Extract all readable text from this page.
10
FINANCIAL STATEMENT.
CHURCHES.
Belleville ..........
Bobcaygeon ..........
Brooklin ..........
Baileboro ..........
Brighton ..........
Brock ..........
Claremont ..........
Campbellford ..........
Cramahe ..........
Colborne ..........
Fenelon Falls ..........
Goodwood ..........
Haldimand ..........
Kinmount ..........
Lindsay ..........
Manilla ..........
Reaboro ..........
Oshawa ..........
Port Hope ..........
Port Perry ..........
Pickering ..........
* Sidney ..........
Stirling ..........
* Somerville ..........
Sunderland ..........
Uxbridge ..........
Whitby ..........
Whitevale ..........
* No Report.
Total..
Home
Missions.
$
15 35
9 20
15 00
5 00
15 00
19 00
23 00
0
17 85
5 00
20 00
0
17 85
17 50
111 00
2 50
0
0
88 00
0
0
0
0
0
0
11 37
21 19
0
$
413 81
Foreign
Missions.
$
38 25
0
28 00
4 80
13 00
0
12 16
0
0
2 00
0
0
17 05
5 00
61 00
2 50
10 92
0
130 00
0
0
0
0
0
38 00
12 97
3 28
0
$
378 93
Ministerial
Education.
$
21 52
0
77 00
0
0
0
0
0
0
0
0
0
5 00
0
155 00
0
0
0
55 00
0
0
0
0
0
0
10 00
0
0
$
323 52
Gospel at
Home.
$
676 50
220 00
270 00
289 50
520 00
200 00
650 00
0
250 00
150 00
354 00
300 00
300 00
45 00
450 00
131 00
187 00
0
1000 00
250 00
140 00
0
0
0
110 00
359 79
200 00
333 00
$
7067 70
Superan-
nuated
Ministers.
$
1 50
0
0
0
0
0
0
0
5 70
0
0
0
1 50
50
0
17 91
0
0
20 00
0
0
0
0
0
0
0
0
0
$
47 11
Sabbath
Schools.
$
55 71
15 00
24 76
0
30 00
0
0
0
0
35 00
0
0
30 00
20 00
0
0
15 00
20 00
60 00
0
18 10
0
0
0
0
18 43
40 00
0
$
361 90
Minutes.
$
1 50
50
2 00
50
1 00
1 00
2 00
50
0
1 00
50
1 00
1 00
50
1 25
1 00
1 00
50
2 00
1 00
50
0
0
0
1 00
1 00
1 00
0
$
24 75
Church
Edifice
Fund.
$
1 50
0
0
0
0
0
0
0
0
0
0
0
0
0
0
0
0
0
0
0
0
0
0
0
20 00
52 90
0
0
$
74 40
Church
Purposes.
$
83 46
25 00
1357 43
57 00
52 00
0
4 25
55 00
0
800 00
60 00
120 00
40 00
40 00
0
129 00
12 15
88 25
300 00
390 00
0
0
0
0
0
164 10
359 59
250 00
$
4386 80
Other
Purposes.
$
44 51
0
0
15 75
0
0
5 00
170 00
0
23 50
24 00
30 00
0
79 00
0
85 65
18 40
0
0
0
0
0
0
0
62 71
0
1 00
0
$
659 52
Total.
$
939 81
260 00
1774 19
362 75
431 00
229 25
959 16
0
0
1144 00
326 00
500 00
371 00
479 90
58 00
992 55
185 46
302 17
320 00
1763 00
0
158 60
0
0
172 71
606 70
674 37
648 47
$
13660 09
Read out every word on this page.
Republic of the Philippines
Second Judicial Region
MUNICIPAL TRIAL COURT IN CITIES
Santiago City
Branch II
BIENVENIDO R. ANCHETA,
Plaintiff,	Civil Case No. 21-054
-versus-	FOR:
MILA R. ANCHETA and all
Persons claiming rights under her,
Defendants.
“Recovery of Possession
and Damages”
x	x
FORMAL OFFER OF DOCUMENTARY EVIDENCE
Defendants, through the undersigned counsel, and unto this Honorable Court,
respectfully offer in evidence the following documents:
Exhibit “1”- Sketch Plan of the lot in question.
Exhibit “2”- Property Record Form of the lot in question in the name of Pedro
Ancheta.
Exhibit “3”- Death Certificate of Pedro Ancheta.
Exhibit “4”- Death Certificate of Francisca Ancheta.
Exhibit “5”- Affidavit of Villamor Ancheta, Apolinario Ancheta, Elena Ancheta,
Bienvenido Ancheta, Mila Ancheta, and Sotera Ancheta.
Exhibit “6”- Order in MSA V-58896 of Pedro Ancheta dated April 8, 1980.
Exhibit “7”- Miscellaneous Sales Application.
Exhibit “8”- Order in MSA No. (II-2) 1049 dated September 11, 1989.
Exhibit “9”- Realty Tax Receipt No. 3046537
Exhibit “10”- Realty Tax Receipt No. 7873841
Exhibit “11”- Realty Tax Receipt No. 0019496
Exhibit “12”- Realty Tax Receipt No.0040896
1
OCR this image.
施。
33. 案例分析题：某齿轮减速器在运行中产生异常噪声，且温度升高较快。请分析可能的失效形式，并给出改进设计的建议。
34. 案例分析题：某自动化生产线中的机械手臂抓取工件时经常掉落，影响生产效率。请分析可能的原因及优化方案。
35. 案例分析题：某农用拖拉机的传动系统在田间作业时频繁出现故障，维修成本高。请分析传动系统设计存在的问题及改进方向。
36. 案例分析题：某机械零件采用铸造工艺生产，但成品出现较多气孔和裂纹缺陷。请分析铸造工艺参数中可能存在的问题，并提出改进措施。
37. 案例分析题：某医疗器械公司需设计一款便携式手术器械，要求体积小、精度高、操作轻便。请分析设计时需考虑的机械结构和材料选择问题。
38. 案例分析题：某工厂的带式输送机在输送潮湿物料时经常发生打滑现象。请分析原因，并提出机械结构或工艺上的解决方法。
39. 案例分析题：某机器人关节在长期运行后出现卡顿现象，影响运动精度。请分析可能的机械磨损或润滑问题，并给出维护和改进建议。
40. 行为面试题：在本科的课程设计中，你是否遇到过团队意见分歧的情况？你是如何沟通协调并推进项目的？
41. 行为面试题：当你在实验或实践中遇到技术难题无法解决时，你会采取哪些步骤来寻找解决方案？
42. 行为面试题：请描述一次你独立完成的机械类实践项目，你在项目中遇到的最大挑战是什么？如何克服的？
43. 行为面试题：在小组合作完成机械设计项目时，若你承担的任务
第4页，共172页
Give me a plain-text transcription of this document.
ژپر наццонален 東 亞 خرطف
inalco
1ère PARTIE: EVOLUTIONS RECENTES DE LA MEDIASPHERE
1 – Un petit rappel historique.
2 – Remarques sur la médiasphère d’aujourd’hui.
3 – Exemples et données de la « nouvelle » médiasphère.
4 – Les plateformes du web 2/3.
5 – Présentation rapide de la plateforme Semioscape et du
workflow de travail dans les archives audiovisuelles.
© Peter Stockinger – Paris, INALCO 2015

_Goal:_ Locate the line with "Give me a plain-text" in the entries above; extract it and every line after it, verbatim.

_Task output:_
Give me a plain-text transcription of this document.
ژپر наццонален 東 亞 خرطف
inalco
1ère PARTIE: EVOLUTIONS RECENTES DE LA MEDIASPHERE
1 – Un petit rappel historique.
2 – Remarques sur la médiasphère d’aujourd’hui.
3 – Exemples et données de la « nouvelle » médiasphère.
4 – Les plateformes du web 2/3.
5 – Présentation rapide de la plateforme Semioscape et du
workflow de travail dans les archives audiovisuelles.
© Peter Stockinger – Paris, INALCO 2015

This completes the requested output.